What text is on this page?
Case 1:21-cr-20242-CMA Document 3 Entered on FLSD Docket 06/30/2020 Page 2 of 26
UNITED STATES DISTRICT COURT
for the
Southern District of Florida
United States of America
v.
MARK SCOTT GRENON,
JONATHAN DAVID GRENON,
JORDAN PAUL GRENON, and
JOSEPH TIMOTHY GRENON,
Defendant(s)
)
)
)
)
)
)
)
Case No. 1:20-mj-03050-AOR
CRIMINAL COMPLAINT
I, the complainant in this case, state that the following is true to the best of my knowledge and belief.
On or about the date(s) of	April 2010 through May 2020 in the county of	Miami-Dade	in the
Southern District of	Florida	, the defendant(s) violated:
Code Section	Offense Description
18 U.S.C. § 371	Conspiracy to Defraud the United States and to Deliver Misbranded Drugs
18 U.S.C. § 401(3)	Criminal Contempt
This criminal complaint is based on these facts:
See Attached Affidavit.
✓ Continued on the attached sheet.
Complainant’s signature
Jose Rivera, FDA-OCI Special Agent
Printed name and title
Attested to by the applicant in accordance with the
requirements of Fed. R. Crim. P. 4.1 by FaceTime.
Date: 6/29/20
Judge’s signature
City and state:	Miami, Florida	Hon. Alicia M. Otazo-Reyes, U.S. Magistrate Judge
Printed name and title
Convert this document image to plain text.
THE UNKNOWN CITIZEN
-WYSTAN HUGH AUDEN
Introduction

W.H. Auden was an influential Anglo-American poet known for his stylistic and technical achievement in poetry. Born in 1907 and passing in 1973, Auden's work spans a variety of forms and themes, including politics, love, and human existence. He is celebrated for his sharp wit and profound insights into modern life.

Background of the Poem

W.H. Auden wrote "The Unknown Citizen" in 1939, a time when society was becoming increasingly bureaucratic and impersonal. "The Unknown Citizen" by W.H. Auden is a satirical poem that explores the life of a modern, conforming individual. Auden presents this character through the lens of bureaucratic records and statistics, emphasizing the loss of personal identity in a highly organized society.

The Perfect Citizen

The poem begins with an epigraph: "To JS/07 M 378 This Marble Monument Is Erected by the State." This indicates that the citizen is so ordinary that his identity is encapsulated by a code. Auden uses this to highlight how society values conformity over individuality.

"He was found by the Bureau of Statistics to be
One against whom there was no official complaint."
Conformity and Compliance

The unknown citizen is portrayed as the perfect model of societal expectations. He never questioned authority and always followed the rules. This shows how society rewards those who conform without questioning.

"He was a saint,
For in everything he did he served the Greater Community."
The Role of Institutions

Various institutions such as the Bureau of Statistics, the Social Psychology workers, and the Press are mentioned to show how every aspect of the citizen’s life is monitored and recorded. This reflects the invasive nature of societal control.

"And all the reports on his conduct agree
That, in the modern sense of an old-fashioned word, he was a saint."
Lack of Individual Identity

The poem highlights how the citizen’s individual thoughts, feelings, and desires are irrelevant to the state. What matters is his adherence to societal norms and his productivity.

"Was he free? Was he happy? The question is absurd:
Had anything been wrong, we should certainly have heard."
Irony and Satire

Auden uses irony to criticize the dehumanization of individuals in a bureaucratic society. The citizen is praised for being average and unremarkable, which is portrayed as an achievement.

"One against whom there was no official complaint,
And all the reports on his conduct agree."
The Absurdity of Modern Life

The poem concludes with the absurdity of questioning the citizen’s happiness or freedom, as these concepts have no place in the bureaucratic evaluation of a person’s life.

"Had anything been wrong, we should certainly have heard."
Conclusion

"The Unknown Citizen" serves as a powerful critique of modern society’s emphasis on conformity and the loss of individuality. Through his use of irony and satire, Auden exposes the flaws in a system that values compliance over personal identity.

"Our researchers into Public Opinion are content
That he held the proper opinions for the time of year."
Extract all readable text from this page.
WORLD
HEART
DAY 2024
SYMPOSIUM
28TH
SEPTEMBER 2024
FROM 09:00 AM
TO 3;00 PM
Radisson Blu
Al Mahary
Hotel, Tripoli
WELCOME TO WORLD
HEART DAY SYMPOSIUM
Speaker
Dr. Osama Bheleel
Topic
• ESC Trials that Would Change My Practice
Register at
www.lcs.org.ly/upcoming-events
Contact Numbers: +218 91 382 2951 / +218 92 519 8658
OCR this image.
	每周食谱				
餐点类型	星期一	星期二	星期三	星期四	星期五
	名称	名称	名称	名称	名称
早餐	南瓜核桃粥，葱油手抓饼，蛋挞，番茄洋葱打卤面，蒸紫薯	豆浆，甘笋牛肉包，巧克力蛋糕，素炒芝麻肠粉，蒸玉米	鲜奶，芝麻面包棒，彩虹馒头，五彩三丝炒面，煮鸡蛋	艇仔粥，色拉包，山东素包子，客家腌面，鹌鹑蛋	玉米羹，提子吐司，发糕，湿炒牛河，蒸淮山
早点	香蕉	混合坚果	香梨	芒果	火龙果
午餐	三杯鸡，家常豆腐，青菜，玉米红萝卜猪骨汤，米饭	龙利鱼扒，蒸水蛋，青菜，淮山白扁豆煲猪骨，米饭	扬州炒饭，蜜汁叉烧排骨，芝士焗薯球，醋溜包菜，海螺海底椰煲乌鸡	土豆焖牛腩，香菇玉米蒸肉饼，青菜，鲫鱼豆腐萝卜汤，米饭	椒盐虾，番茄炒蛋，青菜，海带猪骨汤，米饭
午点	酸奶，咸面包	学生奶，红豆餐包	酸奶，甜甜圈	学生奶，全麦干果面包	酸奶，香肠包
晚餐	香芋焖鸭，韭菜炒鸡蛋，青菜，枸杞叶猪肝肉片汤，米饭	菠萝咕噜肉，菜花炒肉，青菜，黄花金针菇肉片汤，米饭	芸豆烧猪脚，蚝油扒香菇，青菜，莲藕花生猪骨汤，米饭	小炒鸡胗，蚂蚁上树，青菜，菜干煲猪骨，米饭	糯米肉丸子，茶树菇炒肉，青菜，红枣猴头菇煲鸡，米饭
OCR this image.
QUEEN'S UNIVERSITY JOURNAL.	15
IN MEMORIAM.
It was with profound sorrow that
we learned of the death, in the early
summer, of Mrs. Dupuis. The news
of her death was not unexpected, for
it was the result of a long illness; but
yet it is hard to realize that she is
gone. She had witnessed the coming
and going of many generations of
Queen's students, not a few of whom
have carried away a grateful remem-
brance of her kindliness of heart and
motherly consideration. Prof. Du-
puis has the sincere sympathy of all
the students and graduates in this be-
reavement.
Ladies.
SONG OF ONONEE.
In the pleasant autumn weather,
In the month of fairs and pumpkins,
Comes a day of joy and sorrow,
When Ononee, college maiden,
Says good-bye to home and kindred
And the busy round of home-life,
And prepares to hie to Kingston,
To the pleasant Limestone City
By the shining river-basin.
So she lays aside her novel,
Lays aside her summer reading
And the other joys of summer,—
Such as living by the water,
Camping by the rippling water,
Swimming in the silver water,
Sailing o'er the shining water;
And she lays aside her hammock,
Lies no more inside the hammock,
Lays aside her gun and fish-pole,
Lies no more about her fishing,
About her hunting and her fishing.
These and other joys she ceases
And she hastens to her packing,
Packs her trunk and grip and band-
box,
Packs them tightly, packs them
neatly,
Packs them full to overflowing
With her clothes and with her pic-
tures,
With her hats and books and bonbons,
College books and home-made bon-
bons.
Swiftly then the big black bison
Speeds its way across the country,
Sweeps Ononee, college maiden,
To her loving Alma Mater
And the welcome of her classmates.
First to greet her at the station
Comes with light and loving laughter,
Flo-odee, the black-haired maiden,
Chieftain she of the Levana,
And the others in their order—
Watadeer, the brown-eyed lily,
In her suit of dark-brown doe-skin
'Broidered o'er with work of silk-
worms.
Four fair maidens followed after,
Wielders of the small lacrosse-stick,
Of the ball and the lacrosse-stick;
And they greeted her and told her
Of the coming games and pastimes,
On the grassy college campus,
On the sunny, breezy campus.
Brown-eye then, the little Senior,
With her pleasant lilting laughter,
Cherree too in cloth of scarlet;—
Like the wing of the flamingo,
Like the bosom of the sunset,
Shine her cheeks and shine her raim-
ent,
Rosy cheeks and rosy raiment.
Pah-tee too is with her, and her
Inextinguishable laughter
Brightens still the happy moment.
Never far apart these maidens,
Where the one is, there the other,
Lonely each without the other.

**STATED PROBLEM**: Your answer should be a single number: how many lines of the material contain the word "whom".

**THE RESPONSE**: 3